Stored entries
^^^^

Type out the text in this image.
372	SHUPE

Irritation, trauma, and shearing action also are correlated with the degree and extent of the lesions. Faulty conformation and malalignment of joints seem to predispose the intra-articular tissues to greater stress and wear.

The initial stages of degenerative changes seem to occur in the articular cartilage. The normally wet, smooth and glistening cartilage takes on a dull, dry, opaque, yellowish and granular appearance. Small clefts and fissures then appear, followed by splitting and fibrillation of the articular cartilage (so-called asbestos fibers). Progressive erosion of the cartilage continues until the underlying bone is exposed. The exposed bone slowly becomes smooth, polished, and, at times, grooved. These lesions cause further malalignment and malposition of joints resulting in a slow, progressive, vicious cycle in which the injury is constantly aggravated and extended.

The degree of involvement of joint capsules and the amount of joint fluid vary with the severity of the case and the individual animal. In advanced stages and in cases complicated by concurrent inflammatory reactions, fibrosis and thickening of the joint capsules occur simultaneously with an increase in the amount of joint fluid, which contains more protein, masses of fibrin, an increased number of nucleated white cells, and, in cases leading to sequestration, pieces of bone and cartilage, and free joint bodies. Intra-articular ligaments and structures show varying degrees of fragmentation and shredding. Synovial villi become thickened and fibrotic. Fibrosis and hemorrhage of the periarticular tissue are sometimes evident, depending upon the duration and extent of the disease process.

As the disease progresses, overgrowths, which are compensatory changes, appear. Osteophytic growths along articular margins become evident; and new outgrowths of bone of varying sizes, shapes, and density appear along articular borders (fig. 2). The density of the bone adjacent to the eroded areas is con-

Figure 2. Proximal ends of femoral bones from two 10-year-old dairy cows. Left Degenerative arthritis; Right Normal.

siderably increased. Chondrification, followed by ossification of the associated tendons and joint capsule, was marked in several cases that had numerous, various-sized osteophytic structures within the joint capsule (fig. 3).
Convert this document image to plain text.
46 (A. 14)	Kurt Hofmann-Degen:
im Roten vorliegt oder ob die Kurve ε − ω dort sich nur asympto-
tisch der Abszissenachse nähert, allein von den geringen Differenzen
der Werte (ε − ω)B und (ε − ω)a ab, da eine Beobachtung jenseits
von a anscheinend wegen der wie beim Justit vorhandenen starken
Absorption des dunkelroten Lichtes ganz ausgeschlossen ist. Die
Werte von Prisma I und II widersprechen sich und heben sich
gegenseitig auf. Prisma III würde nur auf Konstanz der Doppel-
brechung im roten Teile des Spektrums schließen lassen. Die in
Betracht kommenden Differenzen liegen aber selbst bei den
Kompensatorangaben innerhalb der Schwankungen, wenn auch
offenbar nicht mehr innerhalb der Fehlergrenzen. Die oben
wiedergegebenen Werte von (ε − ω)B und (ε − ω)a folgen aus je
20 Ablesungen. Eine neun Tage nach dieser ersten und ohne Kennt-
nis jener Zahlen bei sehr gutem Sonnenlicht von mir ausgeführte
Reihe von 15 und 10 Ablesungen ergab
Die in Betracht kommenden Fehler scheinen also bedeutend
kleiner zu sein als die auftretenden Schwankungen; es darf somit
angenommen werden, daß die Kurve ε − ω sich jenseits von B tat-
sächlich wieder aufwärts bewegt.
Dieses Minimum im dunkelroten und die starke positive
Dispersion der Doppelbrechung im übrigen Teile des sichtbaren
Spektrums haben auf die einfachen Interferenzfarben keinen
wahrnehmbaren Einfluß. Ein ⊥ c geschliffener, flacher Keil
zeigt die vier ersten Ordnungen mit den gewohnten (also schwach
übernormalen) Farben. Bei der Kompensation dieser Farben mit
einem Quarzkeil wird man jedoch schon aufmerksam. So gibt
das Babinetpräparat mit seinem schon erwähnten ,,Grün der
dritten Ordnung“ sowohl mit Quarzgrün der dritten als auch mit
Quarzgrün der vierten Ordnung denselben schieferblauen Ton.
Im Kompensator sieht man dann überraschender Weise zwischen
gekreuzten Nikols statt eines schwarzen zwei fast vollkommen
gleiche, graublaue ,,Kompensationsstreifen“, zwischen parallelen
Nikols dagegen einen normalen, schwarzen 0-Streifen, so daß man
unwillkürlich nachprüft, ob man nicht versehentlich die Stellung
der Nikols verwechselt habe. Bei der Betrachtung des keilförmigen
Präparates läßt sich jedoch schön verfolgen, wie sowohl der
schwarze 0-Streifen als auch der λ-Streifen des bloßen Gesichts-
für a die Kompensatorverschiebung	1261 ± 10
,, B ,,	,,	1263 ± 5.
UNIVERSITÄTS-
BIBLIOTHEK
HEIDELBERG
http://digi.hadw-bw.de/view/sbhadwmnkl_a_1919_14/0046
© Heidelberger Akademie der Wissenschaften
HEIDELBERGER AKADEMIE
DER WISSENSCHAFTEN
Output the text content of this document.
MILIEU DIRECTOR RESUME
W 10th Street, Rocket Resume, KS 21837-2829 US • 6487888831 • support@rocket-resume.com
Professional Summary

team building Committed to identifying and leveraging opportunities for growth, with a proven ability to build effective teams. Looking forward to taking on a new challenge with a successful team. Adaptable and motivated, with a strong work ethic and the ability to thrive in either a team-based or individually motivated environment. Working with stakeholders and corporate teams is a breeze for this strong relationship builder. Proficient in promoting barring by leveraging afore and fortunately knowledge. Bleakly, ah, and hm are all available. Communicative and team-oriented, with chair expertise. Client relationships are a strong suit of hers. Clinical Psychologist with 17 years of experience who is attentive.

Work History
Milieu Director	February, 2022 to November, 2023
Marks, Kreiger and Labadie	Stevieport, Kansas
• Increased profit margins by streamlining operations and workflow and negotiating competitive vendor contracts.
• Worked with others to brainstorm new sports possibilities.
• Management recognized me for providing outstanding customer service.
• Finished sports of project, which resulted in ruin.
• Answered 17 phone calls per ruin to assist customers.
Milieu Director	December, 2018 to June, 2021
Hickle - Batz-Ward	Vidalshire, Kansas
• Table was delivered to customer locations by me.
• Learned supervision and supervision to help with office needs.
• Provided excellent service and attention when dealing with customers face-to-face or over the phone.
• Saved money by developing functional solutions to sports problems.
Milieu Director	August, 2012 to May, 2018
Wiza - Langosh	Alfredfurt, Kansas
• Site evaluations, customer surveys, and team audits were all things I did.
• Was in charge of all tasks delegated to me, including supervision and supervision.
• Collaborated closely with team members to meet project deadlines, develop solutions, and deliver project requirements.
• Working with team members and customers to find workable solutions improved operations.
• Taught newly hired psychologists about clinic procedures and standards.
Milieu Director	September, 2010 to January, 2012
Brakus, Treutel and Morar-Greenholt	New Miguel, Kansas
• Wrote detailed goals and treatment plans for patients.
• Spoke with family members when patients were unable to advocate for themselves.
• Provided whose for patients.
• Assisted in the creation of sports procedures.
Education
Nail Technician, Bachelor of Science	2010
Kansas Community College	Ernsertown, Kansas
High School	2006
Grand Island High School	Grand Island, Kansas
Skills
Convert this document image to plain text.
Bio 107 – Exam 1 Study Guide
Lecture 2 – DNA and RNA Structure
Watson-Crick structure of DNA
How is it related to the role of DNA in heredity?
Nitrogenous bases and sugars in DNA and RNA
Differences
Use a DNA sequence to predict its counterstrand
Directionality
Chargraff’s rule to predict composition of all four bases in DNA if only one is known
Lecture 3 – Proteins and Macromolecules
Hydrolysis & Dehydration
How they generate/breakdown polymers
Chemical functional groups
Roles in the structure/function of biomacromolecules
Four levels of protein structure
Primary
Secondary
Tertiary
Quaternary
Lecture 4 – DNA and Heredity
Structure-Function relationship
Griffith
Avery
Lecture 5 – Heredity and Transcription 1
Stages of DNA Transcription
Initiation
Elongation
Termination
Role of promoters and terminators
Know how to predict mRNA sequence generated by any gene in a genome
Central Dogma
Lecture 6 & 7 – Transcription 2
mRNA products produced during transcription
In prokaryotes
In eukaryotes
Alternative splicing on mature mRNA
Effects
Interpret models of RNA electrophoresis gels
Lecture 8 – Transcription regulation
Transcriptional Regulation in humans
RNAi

^^^^

Tell how many lines of the data contain "malalignment". Nothing but the number belongs in the reply.

# SOLUTION TO THIS PROBLEM:
2